Data entries:
────────────────────
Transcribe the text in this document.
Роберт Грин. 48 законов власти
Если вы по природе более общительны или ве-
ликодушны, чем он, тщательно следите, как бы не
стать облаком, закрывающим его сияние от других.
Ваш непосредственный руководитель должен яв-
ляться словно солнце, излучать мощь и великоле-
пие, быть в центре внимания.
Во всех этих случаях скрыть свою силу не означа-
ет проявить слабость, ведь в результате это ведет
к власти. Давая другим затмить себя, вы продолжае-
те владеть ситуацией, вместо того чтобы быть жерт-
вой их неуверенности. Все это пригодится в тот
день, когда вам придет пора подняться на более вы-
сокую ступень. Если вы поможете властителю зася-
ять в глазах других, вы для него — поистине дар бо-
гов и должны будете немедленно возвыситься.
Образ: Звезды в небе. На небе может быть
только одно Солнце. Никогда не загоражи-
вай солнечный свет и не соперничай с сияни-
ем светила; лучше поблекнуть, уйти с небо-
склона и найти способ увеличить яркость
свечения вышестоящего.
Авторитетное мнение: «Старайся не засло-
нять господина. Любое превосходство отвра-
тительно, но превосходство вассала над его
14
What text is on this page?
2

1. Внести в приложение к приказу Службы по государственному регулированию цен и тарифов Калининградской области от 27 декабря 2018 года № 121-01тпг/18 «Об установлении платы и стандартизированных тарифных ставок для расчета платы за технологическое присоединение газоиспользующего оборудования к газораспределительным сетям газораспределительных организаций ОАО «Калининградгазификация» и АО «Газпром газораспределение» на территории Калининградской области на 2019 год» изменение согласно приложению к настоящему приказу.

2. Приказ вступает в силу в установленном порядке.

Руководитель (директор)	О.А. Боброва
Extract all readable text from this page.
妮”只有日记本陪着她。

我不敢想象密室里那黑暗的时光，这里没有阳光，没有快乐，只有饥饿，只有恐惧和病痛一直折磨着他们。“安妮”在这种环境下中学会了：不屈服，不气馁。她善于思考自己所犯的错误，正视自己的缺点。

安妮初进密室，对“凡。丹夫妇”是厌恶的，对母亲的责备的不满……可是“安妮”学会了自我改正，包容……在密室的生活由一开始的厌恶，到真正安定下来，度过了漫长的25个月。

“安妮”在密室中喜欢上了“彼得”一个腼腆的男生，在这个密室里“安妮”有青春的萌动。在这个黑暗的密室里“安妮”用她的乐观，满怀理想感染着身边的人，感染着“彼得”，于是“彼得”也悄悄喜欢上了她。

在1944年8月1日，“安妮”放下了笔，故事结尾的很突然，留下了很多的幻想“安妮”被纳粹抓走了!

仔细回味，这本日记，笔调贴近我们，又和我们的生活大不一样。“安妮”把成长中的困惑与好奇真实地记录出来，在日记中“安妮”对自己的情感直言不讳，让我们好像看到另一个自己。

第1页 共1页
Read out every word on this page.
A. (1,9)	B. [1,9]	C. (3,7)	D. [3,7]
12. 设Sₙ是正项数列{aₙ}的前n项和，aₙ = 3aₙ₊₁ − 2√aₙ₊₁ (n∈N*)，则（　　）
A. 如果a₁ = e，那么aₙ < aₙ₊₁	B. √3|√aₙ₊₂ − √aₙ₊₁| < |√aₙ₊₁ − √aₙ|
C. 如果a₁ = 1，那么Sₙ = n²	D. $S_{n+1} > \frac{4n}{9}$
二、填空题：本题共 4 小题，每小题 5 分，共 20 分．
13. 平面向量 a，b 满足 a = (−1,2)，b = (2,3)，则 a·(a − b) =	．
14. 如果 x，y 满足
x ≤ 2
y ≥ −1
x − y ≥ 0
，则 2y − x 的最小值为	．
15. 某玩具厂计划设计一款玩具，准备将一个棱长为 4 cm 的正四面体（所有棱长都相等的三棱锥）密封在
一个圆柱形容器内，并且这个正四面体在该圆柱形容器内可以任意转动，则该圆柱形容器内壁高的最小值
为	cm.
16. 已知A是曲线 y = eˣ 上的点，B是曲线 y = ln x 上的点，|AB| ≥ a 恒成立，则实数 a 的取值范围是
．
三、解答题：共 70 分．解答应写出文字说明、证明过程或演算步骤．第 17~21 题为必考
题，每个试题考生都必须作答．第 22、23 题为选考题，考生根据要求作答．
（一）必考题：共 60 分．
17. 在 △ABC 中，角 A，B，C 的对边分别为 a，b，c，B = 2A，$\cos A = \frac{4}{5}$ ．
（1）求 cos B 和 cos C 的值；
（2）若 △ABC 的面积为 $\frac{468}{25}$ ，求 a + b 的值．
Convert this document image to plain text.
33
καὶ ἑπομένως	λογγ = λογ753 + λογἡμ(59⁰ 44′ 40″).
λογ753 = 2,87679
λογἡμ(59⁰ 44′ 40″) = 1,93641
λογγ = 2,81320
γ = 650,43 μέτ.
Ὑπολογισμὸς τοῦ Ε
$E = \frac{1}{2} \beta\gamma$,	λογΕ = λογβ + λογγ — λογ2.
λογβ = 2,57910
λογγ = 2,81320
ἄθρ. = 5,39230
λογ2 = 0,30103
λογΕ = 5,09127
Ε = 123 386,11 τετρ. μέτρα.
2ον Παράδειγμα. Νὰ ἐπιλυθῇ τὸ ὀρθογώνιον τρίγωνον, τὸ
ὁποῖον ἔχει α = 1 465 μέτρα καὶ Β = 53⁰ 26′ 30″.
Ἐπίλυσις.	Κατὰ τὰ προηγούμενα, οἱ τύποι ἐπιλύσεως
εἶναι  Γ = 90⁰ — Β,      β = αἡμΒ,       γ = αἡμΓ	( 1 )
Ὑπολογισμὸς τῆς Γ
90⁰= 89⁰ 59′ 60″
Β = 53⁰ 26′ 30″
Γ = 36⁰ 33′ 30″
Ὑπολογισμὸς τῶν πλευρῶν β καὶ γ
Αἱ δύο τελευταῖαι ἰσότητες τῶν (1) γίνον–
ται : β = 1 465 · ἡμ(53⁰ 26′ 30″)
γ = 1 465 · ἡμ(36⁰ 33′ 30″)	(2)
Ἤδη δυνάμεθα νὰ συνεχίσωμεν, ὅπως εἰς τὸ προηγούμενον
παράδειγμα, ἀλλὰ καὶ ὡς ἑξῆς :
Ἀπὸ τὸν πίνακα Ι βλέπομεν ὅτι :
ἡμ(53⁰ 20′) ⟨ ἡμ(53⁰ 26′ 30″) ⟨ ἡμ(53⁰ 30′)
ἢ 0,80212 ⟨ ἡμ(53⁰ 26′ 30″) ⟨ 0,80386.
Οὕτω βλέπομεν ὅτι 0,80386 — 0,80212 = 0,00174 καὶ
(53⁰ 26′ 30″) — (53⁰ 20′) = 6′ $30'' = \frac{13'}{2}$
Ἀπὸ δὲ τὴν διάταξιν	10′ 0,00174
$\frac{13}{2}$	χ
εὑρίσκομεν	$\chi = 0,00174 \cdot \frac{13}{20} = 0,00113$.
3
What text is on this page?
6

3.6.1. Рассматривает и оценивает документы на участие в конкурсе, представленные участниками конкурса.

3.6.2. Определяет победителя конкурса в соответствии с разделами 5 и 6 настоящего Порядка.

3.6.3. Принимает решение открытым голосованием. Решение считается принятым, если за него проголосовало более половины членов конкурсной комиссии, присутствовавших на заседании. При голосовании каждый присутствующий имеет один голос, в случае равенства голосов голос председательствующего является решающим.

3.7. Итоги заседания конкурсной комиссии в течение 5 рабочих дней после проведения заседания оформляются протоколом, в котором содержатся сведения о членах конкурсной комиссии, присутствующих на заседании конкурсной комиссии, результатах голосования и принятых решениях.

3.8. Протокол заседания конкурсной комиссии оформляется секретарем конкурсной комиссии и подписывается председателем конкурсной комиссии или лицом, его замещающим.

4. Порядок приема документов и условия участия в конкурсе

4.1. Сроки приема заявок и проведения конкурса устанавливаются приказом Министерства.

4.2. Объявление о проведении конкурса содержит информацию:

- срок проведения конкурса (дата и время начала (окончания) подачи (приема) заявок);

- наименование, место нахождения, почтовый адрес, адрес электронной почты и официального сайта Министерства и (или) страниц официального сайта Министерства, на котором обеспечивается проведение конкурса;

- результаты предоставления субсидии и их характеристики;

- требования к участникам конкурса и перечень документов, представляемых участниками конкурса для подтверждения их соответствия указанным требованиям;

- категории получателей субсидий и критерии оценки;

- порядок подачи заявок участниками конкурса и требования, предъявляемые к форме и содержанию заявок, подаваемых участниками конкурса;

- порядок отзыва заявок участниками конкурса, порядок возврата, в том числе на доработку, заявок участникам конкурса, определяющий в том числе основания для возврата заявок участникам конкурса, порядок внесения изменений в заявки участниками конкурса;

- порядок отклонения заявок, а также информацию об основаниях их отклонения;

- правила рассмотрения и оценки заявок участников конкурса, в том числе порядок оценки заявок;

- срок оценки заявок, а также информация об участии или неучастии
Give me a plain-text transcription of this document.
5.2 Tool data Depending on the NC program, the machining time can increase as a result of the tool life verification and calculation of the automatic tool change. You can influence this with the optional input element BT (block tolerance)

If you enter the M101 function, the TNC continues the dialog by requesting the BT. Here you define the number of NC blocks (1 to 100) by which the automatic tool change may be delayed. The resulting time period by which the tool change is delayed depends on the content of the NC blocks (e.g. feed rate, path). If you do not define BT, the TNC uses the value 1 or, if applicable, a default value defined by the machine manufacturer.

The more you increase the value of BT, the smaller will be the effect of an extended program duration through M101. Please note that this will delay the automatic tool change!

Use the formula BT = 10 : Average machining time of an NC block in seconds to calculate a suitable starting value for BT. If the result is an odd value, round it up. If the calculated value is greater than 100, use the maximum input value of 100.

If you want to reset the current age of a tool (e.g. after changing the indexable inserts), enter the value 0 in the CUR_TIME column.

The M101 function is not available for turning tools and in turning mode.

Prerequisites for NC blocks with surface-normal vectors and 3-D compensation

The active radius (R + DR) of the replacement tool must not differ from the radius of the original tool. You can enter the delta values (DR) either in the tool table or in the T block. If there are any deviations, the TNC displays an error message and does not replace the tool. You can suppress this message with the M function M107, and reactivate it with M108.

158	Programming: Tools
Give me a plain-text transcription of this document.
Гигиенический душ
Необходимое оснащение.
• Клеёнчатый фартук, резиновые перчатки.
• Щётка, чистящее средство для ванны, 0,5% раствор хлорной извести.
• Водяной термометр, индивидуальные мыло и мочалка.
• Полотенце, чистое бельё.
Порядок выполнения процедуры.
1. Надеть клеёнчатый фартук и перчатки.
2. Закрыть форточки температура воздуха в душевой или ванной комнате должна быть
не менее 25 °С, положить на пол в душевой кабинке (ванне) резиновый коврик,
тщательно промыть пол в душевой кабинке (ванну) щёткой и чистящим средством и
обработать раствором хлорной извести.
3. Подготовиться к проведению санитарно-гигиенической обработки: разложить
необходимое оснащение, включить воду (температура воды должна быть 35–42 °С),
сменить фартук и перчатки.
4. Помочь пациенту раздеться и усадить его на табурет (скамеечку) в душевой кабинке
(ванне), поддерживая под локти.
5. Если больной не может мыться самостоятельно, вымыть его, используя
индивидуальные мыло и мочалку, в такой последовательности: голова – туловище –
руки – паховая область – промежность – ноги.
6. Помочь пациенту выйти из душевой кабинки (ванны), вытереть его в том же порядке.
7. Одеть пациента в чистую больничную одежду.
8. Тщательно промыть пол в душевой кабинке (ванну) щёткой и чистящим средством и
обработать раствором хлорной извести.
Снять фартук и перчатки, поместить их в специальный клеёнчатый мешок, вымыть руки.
────────────────────
→ Problem description
Above is a listing; report how many of its lines include the word "щёткой", giving the number only.

→ Task output
2